__Short problem__
Show all lines of the listing that hold the word "title".

__Records to use__
-------------------------

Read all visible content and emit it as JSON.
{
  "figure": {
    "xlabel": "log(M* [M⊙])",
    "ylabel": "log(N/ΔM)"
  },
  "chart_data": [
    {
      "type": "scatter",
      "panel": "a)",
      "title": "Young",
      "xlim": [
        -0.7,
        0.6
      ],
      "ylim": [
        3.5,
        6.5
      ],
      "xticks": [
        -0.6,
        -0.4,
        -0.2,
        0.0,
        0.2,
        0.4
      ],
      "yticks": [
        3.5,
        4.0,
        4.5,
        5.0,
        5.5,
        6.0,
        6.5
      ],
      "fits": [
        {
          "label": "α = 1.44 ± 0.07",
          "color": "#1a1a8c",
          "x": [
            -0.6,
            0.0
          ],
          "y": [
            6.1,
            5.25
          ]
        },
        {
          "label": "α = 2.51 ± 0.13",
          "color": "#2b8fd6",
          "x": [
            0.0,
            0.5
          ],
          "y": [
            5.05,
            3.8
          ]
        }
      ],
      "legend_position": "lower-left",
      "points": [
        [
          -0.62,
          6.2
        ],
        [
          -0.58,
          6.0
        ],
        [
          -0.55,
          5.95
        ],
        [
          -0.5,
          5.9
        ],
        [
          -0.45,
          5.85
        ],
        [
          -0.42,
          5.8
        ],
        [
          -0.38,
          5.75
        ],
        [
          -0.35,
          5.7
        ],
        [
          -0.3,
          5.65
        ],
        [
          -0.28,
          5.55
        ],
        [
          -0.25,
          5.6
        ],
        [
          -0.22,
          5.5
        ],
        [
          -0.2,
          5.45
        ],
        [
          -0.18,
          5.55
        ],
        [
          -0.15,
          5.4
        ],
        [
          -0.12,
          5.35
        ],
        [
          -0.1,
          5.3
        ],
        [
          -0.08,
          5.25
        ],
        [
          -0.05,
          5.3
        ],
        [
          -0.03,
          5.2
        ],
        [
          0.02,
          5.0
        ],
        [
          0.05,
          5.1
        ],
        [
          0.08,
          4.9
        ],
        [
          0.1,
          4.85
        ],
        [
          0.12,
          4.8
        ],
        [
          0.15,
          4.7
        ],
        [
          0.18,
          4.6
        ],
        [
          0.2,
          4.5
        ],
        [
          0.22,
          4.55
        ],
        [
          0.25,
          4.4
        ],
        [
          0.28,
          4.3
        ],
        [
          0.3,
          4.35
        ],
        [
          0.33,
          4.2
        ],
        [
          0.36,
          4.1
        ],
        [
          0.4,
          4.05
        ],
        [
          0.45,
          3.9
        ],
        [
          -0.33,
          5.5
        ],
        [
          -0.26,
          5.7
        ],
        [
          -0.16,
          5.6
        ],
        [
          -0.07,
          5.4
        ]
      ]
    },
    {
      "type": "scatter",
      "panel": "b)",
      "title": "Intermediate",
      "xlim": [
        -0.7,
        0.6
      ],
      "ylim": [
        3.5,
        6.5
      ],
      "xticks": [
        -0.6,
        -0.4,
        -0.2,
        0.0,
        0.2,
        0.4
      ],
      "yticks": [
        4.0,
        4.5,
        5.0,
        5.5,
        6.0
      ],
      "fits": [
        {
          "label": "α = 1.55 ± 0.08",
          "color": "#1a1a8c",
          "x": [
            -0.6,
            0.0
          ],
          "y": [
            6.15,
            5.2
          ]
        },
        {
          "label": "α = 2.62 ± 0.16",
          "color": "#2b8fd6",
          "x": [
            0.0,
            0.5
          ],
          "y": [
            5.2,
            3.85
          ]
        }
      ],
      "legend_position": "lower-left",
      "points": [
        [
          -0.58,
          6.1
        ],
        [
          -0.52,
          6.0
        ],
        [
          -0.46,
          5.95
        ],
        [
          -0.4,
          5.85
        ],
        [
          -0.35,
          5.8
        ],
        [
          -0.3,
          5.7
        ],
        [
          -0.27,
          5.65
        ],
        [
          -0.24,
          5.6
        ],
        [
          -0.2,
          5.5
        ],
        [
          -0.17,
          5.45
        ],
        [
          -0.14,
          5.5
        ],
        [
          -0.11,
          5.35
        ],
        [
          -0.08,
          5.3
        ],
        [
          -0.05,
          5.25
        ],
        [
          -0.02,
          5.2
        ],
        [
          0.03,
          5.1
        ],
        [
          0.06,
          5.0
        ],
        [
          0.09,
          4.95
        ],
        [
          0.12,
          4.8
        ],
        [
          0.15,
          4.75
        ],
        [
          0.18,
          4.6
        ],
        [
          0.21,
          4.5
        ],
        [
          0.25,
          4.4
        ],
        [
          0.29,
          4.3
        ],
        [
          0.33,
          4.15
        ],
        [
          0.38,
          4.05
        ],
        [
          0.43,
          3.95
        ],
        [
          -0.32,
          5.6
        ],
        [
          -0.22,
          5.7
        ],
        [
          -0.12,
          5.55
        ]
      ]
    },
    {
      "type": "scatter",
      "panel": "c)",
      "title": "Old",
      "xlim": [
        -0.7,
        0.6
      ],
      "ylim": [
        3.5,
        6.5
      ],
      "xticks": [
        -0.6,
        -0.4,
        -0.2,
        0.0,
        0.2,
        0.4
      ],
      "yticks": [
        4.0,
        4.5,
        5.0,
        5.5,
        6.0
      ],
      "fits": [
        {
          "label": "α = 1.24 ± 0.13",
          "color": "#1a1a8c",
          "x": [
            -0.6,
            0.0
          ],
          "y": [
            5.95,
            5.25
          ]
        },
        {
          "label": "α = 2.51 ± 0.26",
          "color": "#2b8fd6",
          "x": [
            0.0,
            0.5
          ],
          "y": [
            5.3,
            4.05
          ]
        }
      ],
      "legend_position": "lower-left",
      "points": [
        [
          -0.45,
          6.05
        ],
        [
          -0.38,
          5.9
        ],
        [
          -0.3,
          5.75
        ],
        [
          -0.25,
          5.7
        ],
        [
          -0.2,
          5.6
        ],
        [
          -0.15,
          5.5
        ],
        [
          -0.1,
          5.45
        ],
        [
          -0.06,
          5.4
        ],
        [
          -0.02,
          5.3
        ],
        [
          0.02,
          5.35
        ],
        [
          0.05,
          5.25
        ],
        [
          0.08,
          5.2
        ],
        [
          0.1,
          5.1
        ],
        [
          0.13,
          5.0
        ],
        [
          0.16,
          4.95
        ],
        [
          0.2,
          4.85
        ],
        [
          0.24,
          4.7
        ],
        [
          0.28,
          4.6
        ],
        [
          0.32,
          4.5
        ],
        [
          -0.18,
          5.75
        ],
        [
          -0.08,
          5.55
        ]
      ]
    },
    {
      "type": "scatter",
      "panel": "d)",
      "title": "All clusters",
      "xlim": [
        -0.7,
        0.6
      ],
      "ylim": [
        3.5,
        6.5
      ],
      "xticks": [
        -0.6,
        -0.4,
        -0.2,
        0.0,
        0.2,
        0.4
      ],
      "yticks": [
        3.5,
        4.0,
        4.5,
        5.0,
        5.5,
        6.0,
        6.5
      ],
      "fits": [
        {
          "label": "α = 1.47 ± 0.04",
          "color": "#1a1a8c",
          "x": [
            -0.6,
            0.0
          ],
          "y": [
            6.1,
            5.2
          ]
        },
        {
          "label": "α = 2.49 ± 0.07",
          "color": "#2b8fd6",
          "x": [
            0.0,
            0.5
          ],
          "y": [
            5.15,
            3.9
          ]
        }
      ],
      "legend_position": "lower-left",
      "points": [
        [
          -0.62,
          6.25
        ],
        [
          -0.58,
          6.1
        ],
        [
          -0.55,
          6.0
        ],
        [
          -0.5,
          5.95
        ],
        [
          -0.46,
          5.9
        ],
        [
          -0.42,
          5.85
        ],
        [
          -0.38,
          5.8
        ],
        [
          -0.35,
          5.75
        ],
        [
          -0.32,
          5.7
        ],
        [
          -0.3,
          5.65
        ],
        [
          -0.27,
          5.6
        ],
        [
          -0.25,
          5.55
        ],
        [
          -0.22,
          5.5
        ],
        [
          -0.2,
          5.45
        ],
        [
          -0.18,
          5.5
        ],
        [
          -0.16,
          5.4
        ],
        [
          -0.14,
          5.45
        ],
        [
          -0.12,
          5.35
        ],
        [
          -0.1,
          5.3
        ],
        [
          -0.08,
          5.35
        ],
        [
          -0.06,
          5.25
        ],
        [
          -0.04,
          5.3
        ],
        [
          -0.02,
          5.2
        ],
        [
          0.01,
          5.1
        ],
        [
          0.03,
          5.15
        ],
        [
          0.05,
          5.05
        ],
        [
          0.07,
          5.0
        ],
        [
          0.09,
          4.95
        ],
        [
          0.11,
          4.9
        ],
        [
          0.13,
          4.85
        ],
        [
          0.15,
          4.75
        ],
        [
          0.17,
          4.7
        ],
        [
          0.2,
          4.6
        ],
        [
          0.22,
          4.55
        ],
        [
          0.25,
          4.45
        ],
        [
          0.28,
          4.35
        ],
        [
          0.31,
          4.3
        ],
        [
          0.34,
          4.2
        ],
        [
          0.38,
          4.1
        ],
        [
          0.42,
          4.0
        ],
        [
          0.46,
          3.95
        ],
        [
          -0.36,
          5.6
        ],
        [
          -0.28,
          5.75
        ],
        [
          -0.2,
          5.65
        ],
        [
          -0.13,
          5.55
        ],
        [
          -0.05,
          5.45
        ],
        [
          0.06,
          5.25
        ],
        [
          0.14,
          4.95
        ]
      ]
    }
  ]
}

-------------------------

__Finished answer__
      "title": "Young",
      "title": "Intermediate",
      "title": "Old",
      "title": "All clusters",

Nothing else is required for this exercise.